→ Problem details: Retype everything in the listing, leaving each line exactly as it is.

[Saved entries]
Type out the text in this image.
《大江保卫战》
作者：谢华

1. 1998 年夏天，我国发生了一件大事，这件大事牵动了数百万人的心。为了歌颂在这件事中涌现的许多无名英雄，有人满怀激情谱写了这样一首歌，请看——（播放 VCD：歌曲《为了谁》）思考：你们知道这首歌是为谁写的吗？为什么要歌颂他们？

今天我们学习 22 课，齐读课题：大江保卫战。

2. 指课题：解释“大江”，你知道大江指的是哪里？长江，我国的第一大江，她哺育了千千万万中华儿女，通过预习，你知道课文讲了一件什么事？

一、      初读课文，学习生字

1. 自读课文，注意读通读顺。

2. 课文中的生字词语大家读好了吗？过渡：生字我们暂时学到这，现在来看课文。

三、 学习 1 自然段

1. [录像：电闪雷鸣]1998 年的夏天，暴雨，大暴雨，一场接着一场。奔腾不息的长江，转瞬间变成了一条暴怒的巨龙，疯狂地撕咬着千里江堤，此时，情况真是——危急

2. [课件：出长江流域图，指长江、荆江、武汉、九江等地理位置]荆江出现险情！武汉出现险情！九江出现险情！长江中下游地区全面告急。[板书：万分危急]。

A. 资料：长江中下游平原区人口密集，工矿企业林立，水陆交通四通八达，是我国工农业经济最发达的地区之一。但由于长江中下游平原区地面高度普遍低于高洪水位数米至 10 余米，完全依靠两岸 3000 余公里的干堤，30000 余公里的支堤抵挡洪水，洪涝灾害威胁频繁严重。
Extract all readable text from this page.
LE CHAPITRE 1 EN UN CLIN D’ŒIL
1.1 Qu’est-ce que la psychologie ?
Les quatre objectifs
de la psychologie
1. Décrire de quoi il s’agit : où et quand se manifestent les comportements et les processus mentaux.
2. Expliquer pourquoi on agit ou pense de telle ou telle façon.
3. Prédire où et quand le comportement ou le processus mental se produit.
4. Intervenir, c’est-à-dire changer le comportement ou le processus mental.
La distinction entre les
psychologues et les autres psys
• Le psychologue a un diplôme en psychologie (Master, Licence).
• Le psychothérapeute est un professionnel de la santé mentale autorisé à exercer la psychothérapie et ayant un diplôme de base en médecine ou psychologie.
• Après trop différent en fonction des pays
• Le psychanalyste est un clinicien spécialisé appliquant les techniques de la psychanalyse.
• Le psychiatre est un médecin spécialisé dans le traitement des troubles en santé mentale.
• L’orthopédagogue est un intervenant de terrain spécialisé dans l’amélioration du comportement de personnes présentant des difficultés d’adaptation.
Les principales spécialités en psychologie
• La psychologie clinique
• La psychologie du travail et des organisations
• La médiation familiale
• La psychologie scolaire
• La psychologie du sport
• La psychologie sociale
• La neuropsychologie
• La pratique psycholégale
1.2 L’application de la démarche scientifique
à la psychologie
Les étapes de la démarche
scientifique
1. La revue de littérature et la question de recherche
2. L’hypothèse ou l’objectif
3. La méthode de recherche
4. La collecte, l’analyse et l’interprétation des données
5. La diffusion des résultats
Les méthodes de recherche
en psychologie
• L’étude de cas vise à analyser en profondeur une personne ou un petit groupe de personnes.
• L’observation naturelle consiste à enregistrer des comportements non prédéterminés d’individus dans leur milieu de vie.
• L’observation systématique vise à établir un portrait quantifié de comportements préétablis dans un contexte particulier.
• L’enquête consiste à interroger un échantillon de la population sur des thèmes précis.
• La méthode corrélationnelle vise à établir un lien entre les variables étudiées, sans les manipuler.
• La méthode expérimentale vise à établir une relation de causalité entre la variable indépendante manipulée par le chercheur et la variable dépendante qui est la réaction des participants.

→ Final result:
Type out the text in this image.
《大江保卫战》
作者：谢华

1. 1998 年夏天，我国发生了一件大事，这件大事牵动了数百万人的心。为了歌颂在这件事中涌现的许多无名英雄，有人满怀激情谱写了这样一首歌，请看——（播放 VCD：歌曲《为了谁》）思考：你们知道这首歌是为谁写的吗？为什么要歌颂他们？

今天我们学习 22 课，齐读课题：大江保卫战。

2. 指课题：解释“大江”，你知道大江指的是哪里？长江，我国的第一大江，她哺育了千千万万中华儿女，通过预习，你知道课文讲了一件什么事？

一、      初读课文，学习生字

1. 自读课文，注意读通读顺。

2. 课文中的生字词语大家读好了吗？过渡：生字我们暂时学到这，现在来看课文。

三、 学习 1 自然段

1. [录像：电闪雷鸣]1998 年的夏天，暴雨，大暴雨，一场接着一场。奔腾不息的长江，转瞬间变成了一条暴怒的巨龙，疯狂地撕咬着千里江堤，此时，情况真是——危急

2. [课件：出长江流域图，指长江、荆江、武汉、九江等地理位置]荆江出现险情！武汉出现险情！九江出现险情！长江中下游地区全面告急。[板书：万分危急]。

A. 资料：长江中下游平原区人口密集，工矿企业林立，水陆交通四通八达，是我国工农业经济最发达的地区之一。但由于长江中下游平原区地面高度普遍低于高洪水位数米至 10 余米，完全依靠两岸 3000 余公里的干堤，30000 余公里的支堤抵挡洪水，洪涝灾害威胁频繁严重。
Extract all readable text from this page.
LE CHAPITRE 1 EN UN CLIN D’ŒIL
1.1 Qu’est-ce que la psychologie ?
Les quatre objectifs
de la psychologie
1. Décrire de quoi il s’agit : où et quand se manifestent les comportements et les processus mentaux.
2. Expliquer pourquoi on agit ou pense de telle ou telle façon.
3. Prédire où et quand le comportement ou le processus mental se produit.
4. Intervenir, c’est-à-dire changer le comportement ou le processus mental.
La distinction entre les
psychologues et les autres psys
• Le psychologue a un diplôme en psychologie (Master, Licence).
• Le psychothérapeute est un professionnel de la santé mentale autorisé à exercer la psychothérapie et ayant un diplôme de base en médecine ou psychologie.
• Après trop différent en fonction des pays
• Le psychanalyste est un clinicien spécialisé appliquant les techniques de la psychanalyse.
• Le psychiatre est un médecin spécialisé dans le traitement des troubles en santé mentale.
• L’orthopédagogue est un intervenant de terrain spécialisé dans l’amélioration du comportement de personnes présentant des difficultés d’adaptation.
Les principales spécialités en psychologie
• La psychologie clinique
• La psychologie du travail et des organisations
• La médiation familiale
• La psychologie scolaire
• La psychologie du sport
• La psychologie sociale
• La neuropsychologie
• La pratique psycholégale
1.2 L’application de la démarche scientifique
à la psychologie
Les étapes de la démarche
scientifique
1. La revue de littérature et la question de recherche
2. L’hypothèse ou l’objectif
3. La méthode de recherche
4. La collecte, l’analyse et l’interprétation des données
5. La diffusion des résultats
Les méthodes de recherche
en psychologie
• L’étude de cas vise à analyser en profondeur une personne ou un petit groupe de personnes.
• L’observation naturelle consiste à enregistrer des comportements non prédéterminés d’individus dans leur milieu de vie.
• L’observation systématique vise à établir un portrait quantifié de comportements préétablis dans un contexte particulier.
• L’enquête consiste à interroger un échantillon de la population sur des thèmes précis.
• La méthode corrélationnelle vise à établir un lien entre les variables étudiées, sans les manipuler.
• La méthode expérimentale vise à établir une relation de causalité entre la variable indépendante manipulée par le chercheur et la variable dépendante qui est la réaction des participants.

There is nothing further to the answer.